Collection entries
────
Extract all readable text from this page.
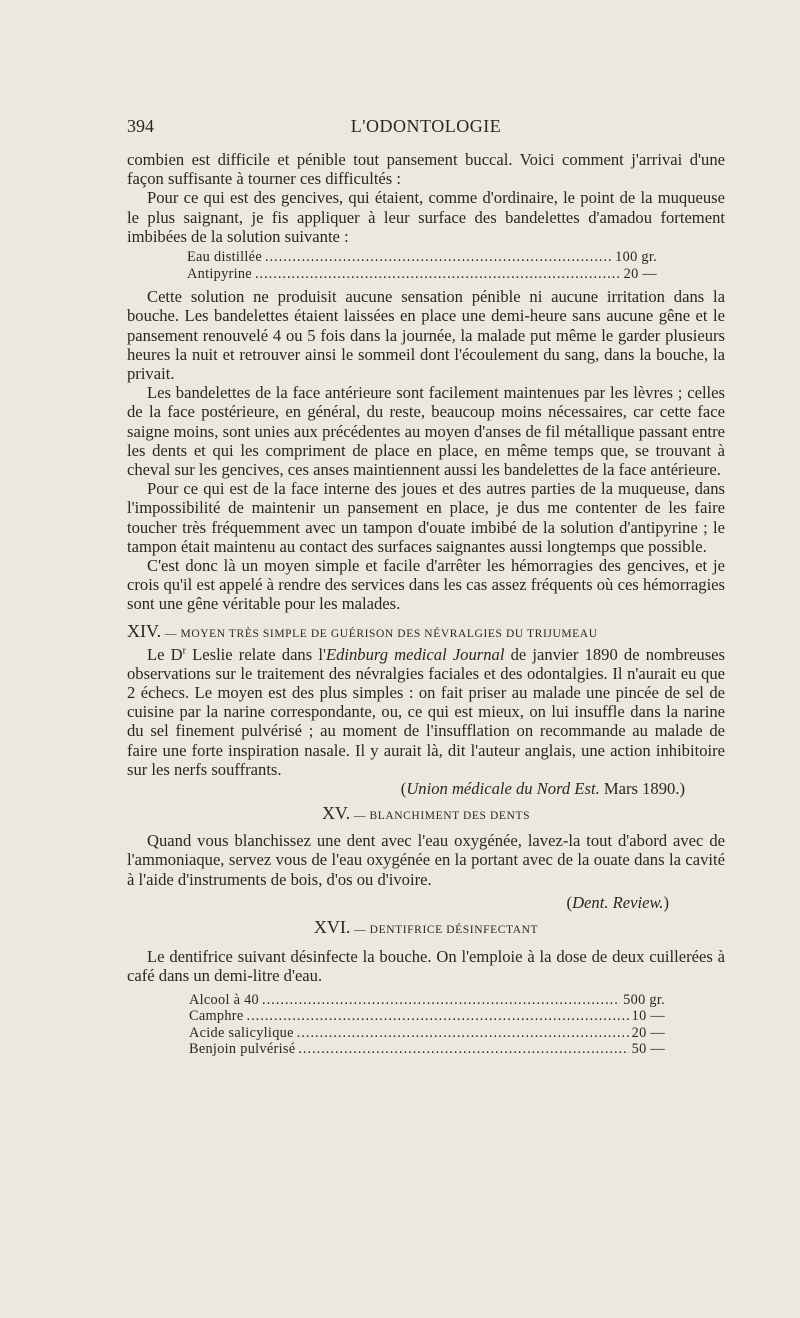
394	L'ODONTOLOGIE

combien est difficile et pénible tout pansement buccal. Voici comment j'arrivai d'une façon suffisante à tourner ces difficultés :

Pour ce qui est des gencives, qui étaient, comme d'ordinaire, le point de la muqueuse le plus saignant, je fis appliquer à leur surface des bandelettes d'amadou fortement imbibées de la solution suivante :

Eau distillée .....	100 gr.
Antipyrine .....	20 —

Cette solution ne produisit aucune sensation pénible ni aucune irritation dans la bouche. Les bandelettes étaient laissées en place une demi-heure sans aucune gêne et le pansement renouvelé 4 ou 5 fois dans la journée, la malade put même le garder plusieurs heures la nuit et retrouver ainsi le sommeil dont l'écoulement du sang, dans la bouche, la privait.

Les bandelettes de la face antérieure sont facilement maintenues par les lèvres ; celles de la face postérieure, en général, du reste, beaucoup moins nécessaires, car cette face saigne moins, sont unies aux précédentes au moyen d'anses de fil métallique passant entre les dents et qui les compriment de place en place, en même temps que, se trouvant à cheval sur les gencives, ces anses maintiennent aussi les bandelettes de la face antérieure.

Pour ce qui est de la face interne des joues et des autres parties de la muqueuse, dans l'impossibilité de maintenir un pansement en place, je dus me contenter de les faire toucher très fréquemment avec un tampon d'ouate imbibé de la solution d'antipyrine ; le tampon était maintenu au contact des surfaces saignantes aussi longtemps que possible.

C'est donc là un moyen simple et facile d'arrêter les hémorragies des gencives, et je crois qu'il est appelé à rendre des services dans les cas assez fréquents où ces hémorragies sont une gêne véritable pour les malades.

XIV. — MOYEN TRÈS SIMPLE DE GUÉRISON DES NÉVRALGIES DU TRIJUMEAU

Le $D^r$ Leslie relate dans l'Edinburg medical Journal de janvier 1890 de nombreuses observations sur le traitement des névralgies faciales et des odontalgies. Il n'aurait eu que 2 échecs. Le moyen est des plus simples : on fait priser au malade une pincée de sel de cuisine par la narine correspondante, ou, ce qui est mieux, on lui insuffle dans la narine du sel finement pulvérisé ; au moment de l'insufflation on recommande au malade de faire une forte inspiration nasale. Il y aurait là, dit l'auteur anglais, une action inhibitoire sur les nerfs souffrants.

(Union médicale du Nord Est. Mars 1890.)
XV. — BLANCHIMENT DES DENTS

Quand vous blanchissez une dent avec l'eau oxygénée, lavez-la tout d'abord avec de l'ammoniaque, servez vous de l'eau oxygénée en la portant avec de la ouate dans la cavité à l'aide d'instruments de bois, d'os ou d'ivoire.

(Dent. Review.)
XVI. — DENTIFRICE DÉSINFECTANT

Le dentifrice suivant désinfecte la bouche. On l'emploie à la dose de deux cuillerées à café dans un demi-litre d'eau.

Alcool à 40 .....	500 gr.
Camphre .....	10 —
Acide salicylique .....	20 —
Benjoin pulvérisé .....	50 —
────
PROBLEM – Output a faithful copy of the data, with each picture left out.

FINAL ANSWER –
Extract all readable text from this page.
394	L'ODONTOLOGIE

combien est difficile et pénible tout pansement buccal. Voici comment j'arrivai d'une façon suffisante à tourner ces difficultés :

Pour ce qui est des gencives, qui étaient, comme d'ordinaire, le point de la muqueuse le plus saignant, je fis appliquer à leur surface des bandelettes d'amadou fortement imbibées de la solution suivante :

Eau distillée .....	100 gr.
Antipyrine .....	20 —

Cette solution ne produisit aucune sensation pénible ni aucune irritation dans la bouche. Les bandelettes étaient laissées en place une demi-heure sans aucune gêne et le pansement renouvelé 4 ou 5 fois dans la journée, la malade put même le garder plusieurs heures la nuit et retrouver ainsi le sommeil dont l'écoulement du sang, dans la bouche, la privait.

Les bandelettes de la face antérieure sont facilement maintenues par les lèvres ; celles de la face postérieure, en général, du reste, beaucoup moins nécessaires, car cette face saigne moins, sont unies aux précédentes au moyen d'anses de fil métallique passant entre les dents et qui les compriment de place en place, en même temps que, se trouvant à cheval sur les gencives, ces anses maintiennent aussi les bandelettes de la face antérieure.

Pour ce qui est de la face interne des joues et des autres parties de la muqueuse, dans l'impossibilité de maintenir un pansement en place, je dus me contenter de les faire toucher très fréquemment avec un tampon d'ouate imbibé de la solution d'antipyrine ; le tampon était maintenu au contact des surfaces saignantes aussi longtemps que possible.

C'est donc là un moyen simple et facile d'arrêter les hémorragies des gencives, et je crois qu'il est appelé à rendre des services dans les cas assez fréquents où ces hémorragies sont une gêne véritable pour les malades.

XIV. — MOYEN TRÈS SIMPLE DE GUÉRISON DES NÉVRALGIES DU TRIJUMEAU

Le $D^r$ Leslie relate dans l'Edinburg medical Journal de janvier 1890 de nombreuses observations sur le traitement des névralgies faciales et des odontalgies. Il n'aurait eu que 2 échecs. Le moyen est des plus simples : on fait priser au malade une pincée de sel de cuisine par la narine correspondante, ou, ce qui est mieux, on lui insuffle dans la narine du sel finement pulvérisé ; au moment de l'insufflation on recommande au malade de faire une forte inspiration nasale. Il y aurait là, dit l'auteur anglais, une action inhibitoire sur les nerfs souffrants.

(Union médicale du Nord Est. Mars 1890.)
XV. — BLANCHIMENT DES DENTS

Quand vous blanchissez une dent avec l'eau oxygénée, lavez-la tout d'abord avec de l'ammoniaque, servez vous de l'eau oxygénée en la portant avec de la ouate dans la cavité à l'aide d'instruments de bois, d'os ou d'ivoire.

(Dent. Review.)
XVI. — DENTIFRICE DÉSINFECTANT

Le dentifrice suivant désinfecte la bouche. On l'emploie à la dose de deux cuillerées à café dans un demi-litre d'eau.

Alcool à 40 .....	500 gr.
Camphre .....	10 —
Acide salicylique .....	20 —
Benjoin pulvérisé .....	50 —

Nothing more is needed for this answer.